[TASK] Within the records below, find each line that holds the string "prefix", then copy it.
Start of DATA FOR THIS EXERCISE
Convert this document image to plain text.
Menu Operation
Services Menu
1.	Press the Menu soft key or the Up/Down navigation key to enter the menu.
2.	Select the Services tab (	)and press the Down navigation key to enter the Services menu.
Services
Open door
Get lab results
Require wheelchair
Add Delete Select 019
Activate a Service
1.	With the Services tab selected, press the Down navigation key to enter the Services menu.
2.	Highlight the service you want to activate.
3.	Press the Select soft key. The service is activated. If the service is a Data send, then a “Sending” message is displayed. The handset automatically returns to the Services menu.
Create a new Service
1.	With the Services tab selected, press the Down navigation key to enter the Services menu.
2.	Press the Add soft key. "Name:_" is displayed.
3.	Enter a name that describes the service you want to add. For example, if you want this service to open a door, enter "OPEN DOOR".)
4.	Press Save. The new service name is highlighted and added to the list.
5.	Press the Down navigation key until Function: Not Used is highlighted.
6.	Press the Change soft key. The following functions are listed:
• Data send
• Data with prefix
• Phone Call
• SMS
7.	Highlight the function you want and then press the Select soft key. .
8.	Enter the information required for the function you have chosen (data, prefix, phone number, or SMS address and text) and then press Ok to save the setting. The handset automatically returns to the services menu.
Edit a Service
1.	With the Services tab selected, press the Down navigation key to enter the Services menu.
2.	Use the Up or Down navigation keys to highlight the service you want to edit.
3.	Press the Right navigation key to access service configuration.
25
End of DATA FOR THIS EXERCISE
Start of DATA FOR THIS EXERCISE
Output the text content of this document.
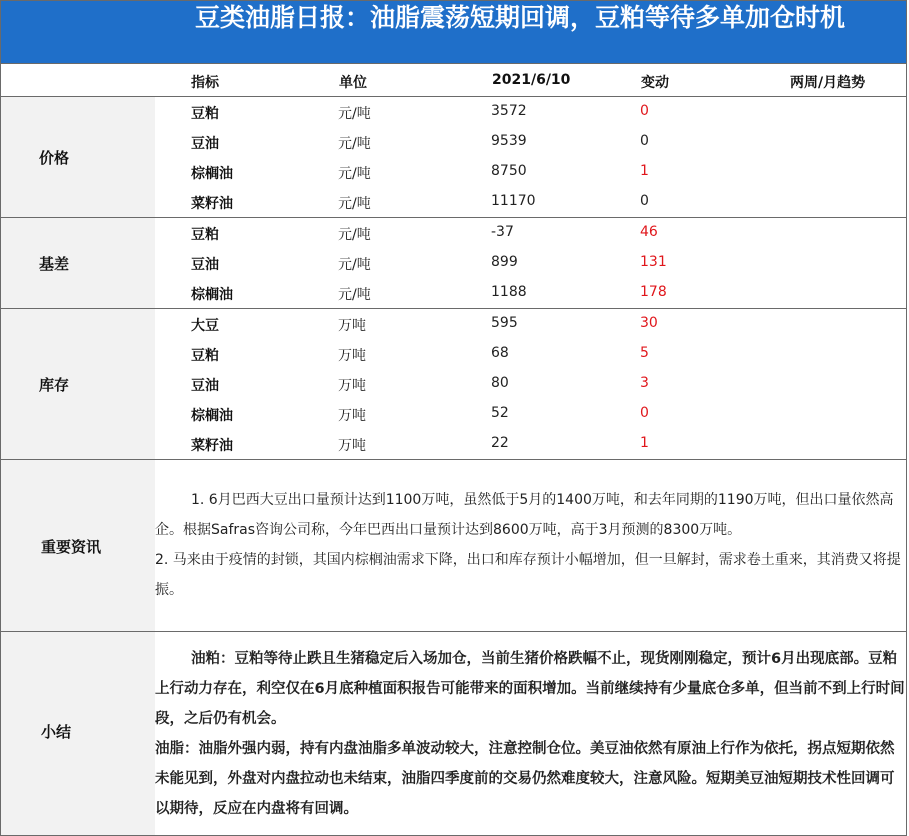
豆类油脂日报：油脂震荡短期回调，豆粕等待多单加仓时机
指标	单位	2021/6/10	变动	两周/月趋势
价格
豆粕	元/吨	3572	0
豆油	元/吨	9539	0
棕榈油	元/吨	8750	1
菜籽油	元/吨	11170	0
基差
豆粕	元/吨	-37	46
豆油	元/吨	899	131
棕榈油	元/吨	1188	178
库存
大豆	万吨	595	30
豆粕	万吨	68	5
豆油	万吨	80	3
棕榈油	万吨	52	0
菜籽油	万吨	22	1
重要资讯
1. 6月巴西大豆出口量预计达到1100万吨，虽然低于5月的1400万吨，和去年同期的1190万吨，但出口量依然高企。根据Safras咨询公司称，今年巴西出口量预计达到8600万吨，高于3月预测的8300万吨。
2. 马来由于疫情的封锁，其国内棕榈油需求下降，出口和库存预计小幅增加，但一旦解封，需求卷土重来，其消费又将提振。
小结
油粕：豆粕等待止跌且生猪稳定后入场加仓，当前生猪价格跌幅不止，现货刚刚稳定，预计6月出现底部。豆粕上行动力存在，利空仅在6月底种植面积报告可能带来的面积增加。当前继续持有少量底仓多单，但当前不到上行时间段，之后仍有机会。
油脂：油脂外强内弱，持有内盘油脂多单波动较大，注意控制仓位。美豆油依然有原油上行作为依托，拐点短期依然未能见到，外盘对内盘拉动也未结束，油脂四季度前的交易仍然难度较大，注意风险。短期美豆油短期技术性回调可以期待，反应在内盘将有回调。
End of DATA FOR THIS EXERCISE
Start of DATA FOR THIS EXERCISE
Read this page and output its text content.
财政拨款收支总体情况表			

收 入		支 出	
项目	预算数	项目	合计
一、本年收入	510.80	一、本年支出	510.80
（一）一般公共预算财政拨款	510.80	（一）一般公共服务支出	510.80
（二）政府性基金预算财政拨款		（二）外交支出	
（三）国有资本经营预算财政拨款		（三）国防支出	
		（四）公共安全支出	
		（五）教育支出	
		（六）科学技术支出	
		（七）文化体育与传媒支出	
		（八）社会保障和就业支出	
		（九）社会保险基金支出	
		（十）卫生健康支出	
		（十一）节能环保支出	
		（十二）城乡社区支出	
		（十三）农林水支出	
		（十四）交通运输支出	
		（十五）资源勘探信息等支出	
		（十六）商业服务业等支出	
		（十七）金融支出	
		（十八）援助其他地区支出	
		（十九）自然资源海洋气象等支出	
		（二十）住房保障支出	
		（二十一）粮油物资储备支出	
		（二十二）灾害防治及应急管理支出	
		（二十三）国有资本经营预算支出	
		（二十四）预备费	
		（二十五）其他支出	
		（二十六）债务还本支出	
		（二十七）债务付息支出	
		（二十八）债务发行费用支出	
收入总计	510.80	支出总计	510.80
End of DATA FOR THIS EXERCISE
[WRITTEN SOLUTION]
• Data with prefix
8.	Enter the information required for the function you have chosen (data, prefix, phone number, or SMS address and text) and then press Ok to save the setting. The handset automatically returns to the services menu.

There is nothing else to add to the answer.